(Collected data entries)
--- Start ---
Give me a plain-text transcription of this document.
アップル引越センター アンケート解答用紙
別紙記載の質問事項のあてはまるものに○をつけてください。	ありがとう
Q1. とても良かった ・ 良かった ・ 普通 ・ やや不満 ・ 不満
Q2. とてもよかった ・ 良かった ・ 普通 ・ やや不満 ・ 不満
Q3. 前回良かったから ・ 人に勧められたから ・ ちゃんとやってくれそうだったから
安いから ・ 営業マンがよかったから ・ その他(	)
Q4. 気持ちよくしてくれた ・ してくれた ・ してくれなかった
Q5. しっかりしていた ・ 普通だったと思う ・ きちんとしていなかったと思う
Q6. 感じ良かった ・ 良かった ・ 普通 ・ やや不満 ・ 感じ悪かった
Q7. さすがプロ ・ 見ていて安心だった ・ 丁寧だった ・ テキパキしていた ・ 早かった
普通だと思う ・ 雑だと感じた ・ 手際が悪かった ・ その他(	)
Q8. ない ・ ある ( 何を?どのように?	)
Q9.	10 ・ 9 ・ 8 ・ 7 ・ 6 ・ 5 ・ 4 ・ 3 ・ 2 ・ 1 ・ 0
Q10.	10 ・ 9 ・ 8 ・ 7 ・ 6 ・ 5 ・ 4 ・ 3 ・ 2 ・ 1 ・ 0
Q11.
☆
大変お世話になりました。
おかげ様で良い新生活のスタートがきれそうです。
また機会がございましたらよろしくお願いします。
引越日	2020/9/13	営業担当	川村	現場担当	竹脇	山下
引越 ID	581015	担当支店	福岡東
--- End ---
**Problem to solve:**
Search the records above for "やや不満". Copy each line where it is found.

**Result of this exercise:**
Q1. とても良かった ・ 良かった ・ 普通 ・ やや不満 ・ 不満
Q2. とてもよかった ・ 良かった ・ 普通 ・ やや不満 ・ 不満
Q6. 感じ良かった ・ 良かった ・ 普通 ・ やや不満 ・ 感じ悪かった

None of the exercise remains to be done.